* **提供テキスト**:
* * *
ねんりん

 

 

 

ごろごろする祝日。冷凍ご飯という観念を消費するために朝は豆腐と生ハム丼、昼は豆腐とツナ缶丼と、どんとズボラ。1人暮らしだと1日一合も食べられない気がするのだがどうなのだろう。そもそも自炊という習慣が時間の浪費という思想もあるかもしれない。調理に時間を使うのは生活習慣上の消費ではなく、贅沢に時間を遣うという浪費とするとどうだろう。美味しい物ができ上がるとは無関係。自分でご飯を作っている人が健康になれるとは限らないし。

 

ちなみに夜ご飯は、残っていた春菊の鰹節和えと、ベビーリーフの上に目玉焼きの半分、豚肉とほうれん草のコンソメクレイジーソルト炒め(隠し味にマヨネーズを少し)、そのまま使えるぶなしめじとえのきをバターでレンチンして醤油と磨り胡麻で和えたもの。美味しいのだが、肉好きとか濃い味が好きな人にとっては老いしい(造語)だけかもしれない。

 

「暇と退屈の倫理学」の「浪費」という概念はとても好き。明記されていない誤解の可能性もあるが、対価がない関連みたいな感じ。これってイマドキ文章を書いている人もそうよなって。情報を伝えるのであればもっと手っ取り早いものはいっぱいありそう。まぁ文章が情報として消費されている現代社会はあるけど、ほんとうに情報だけが問題だったら動画と音声の方に移行しているような。

 

文学理論で、文章が意味を誤解なく読み取られることだけを存在意義としているのであれば、誰かにそれが読み取られた時点で存在意義が消失するだろうという話があった。言葉は意味と誤解がセットに含まれているものであって、その間に解釈の余地がある。厳密にはそんなに切り分けられるものではないだろうけど。

 

とういう感じで、文章で表現することは贅沢な浪費に含まれる。色々意義とか大義名分もあるかもしれないけども、理由がないと書かないというのは消費の観念。自分の時間を消費することで文章が生産されるみたいな。どちらも結果的には同じことだが過程が随分と違う。どちらが退屈でないか。

 

こんなことをアプリでパチンコやスロットを回しながら想う辺りだいぶやべぇ。
* * *
* **データ収集の一覧**:

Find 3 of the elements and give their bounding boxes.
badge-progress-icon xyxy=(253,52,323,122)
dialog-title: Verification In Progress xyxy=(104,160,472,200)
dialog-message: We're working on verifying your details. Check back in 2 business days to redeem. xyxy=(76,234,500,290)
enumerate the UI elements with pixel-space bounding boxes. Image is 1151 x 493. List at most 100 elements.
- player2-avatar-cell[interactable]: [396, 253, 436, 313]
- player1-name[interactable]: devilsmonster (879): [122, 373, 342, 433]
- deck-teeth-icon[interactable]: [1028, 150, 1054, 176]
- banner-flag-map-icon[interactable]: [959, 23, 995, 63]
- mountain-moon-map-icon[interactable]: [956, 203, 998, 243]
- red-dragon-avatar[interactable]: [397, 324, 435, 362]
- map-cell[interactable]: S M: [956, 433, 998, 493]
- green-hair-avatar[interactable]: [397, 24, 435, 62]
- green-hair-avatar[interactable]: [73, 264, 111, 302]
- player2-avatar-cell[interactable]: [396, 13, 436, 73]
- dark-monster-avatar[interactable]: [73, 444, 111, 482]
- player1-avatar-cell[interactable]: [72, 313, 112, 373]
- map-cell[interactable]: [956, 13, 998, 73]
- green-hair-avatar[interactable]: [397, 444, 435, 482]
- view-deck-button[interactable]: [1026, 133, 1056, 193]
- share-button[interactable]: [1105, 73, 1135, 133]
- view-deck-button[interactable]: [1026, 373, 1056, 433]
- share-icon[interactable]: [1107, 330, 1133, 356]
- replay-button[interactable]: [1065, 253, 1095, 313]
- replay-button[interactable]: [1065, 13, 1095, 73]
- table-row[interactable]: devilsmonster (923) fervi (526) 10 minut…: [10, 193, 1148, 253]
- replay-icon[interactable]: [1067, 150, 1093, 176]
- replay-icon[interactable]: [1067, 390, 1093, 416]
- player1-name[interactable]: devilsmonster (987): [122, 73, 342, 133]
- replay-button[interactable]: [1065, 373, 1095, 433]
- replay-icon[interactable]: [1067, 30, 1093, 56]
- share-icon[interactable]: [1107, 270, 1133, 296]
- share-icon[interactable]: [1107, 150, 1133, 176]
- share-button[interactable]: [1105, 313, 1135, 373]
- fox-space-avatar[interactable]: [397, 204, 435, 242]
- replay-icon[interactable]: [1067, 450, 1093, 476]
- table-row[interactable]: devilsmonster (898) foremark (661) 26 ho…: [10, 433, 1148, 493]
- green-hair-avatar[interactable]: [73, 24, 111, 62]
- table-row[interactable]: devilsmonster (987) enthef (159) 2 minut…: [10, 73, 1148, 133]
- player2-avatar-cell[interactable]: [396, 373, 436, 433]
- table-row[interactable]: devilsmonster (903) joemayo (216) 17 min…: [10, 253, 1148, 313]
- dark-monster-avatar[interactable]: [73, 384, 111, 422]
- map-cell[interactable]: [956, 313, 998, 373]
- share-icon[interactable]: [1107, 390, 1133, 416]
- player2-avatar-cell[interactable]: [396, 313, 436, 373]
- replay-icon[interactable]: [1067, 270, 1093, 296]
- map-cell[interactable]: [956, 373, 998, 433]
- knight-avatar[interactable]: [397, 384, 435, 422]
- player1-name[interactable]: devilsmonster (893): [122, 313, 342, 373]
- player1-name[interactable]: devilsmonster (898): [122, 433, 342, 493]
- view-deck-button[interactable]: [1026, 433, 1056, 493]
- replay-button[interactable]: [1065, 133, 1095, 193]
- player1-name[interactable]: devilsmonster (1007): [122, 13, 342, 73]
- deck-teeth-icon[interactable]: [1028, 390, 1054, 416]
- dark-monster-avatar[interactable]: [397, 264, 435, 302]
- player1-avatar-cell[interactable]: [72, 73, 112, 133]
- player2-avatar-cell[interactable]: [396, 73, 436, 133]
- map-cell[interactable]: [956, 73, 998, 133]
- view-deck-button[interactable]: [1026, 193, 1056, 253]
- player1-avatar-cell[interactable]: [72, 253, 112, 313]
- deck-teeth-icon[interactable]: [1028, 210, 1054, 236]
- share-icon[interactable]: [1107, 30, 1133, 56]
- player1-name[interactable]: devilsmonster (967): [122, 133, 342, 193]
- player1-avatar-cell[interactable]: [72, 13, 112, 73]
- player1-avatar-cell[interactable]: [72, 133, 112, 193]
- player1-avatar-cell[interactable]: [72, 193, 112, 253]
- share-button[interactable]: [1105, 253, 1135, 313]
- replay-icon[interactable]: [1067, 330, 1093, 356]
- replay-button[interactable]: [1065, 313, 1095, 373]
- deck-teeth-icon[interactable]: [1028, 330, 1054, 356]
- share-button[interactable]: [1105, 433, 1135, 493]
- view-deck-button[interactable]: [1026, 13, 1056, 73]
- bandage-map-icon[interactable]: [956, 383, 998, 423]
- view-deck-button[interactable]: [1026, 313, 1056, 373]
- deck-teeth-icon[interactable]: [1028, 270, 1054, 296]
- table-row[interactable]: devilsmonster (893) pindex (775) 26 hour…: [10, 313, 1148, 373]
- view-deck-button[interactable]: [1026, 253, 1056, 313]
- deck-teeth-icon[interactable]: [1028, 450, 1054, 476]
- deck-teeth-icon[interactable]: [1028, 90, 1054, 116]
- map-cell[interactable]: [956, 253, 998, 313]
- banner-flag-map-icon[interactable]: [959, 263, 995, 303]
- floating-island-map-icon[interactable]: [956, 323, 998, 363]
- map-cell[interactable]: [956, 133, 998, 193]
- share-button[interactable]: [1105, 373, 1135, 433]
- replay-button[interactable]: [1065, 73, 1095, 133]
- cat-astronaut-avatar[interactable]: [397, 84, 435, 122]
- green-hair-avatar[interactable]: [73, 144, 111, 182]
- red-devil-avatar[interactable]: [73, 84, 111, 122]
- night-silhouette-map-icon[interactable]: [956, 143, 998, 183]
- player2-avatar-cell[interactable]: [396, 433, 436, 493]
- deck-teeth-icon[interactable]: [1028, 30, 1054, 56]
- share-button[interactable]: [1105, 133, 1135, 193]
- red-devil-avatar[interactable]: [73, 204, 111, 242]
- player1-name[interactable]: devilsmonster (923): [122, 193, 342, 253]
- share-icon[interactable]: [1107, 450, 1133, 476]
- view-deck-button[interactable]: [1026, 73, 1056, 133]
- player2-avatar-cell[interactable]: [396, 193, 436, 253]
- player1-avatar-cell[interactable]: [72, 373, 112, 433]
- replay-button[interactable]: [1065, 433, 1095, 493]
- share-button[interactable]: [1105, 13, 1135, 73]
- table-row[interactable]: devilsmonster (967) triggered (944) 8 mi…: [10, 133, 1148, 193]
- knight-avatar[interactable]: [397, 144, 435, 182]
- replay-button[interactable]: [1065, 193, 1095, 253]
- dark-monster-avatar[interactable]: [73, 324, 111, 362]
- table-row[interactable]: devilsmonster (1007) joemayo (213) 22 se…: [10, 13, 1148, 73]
* * *
* **作業内容**: 祝日の自炊と「浪費」について綴った文章を、最後の一文の後から書き進めること。 一覧は使わなくてかまわない。

* **解答**:
ここも浪費の領域だが、これが何故悪いのかっておそらく社会の埒外に人が流出されることが社会にとって都合悪いという思惑があることよな。バンドマンとか絵描きとか詩人とか作家とか芸術界隈はきっと歴史上ずっとそんなな捉えられ方をしてきた。

 

それでも芸術が残ってきた辺り、人間には安全な生活では足りないということなのか。アルピニストとか。これって科学の発展にも言えるよな。より可動範囲を拡げるために発電所とか自動車とか飛行機とかを発明したくて発明した。

 

僕の最初の生活圏には芸術家は居なくて、こういう思想は生来のものではない。

最初にそういうガイド的な人が存在していれば随分違ったのかもしれないが、別にどうでも良い。ガイドがなくてももともとそういう思想だったみたいだし。

 

 

そういえば、こういう僕と奇特にも家族になりそうな満月さんの実家ではパグを飼っているとのこと。YouTubeでパグ動画が捗る。歴史上雑種犬、猫、インコと実家に居た。動物が居る生活をもう1回したいとは思わないが、気になるパグ氏。動物が心地良いという人は、言葉遊びをしなくて良いからなのかも。誤解があまりないだろうし。知らんけど。

 

思想が経年で練磨されて削られていくというのは前世代の人、なんなら同年代の人でも観測される。こういう自己存在の固定というのは古典的由緒正しき人間的な気もするが、僕としては、固まるのではなく解けていくのが人の経年なのではという感じがある。

 

昨日父親の最期の描写を満月さんに語った。文字化すればもっと詳細に描写できるのはともかく。そのとき、父親のことが好きだったんだねって言われてかつての天邪鬼的な自分だったらまず否定するだろうなという言葉に対して、素直にそうなかもなと想える。そう、僕の中には好きな人を自分が子供だからという理不尽な理由でみすみす退場させてしまったという刻印がある。別に父親という像の欠如ではなくて、親子関係を度外視してもこの人の人格が好きだった。

 

痕跡を探したことがあって、一言日記みたいなのがあった。なんの呪詛もなく、擬音語が頻発しているという。DNAよ(笑)。もうおそらく風化しているから、この記録は僕の頭の中にしかない。

 

もっと話してみたかったな。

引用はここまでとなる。